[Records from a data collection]
# # # # # # #
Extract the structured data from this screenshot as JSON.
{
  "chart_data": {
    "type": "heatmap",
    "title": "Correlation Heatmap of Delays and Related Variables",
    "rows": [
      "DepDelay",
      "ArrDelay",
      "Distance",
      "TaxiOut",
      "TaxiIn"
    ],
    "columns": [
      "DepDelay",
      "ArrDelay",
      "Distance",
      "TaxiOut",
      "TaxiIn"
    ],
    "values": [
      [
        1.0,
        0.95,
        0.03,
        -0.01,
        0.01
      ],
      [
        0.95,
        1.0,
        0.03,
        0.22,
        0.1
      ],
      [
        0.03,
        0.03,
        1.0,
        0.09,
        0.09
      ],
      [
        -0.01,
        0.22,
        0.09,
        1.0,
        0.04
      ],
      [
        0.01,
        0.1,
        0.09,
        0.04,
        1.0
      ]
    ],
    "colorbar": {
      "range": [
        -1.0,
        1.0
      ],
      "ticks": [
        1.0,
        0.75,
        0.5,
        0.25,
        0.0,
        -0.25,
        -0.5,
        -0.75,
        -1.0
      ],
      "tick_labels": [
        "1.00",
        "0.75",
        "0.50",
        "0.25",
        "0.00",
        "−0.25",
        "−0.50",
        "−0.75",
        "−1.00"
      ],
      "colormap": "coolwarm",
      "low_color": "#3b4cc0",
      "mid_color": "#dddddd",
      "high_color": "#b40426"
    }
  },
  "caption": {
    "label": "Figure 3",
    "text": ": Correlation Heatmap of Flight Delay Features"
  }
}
# # # # # # #
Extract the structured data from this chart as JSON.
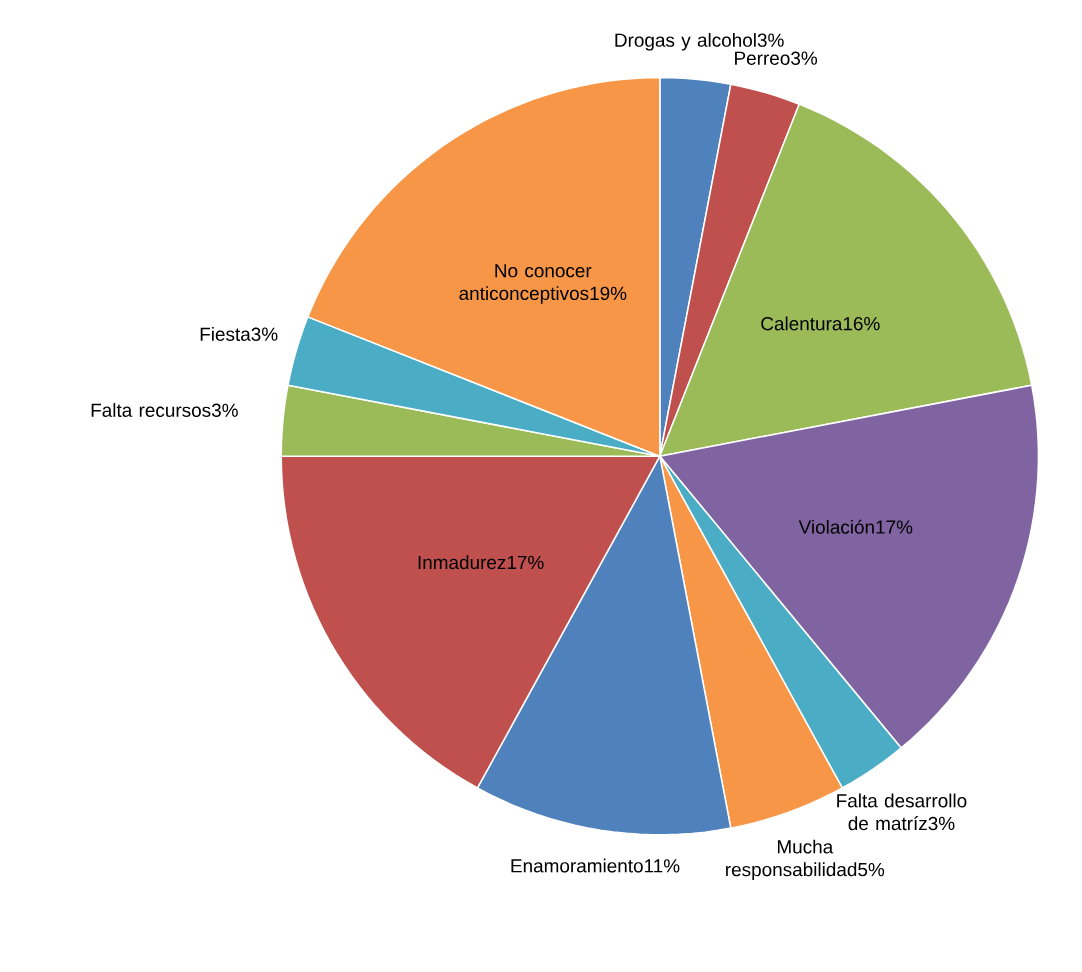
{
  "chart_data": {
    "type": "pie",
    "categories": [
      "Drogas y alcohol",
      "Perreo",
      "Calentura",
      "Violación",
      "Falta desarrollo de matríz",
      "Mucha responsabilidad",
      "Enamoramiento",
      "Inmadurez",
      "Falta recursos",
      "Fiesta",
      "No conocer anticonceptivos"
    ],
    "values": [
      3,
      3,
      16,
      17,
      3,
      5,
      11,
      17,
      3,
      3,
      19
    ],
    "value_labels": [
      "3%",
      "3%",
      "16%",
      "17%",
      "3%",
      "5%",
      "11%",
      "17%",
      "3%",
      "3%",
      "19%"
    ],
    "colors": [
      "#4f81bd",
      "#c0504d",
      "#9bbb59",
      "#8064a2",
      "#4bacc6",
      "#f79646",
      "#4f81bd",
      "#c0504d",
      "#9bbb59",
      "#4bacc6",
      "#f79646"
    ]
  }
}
# # # # # # #
**Task description**.
Copy all lines from the listing that contain "JSON".

**Exercise answer**.
Extract the structured data from this screenshot as JSON.
Extract the structured data from this chart as JSON.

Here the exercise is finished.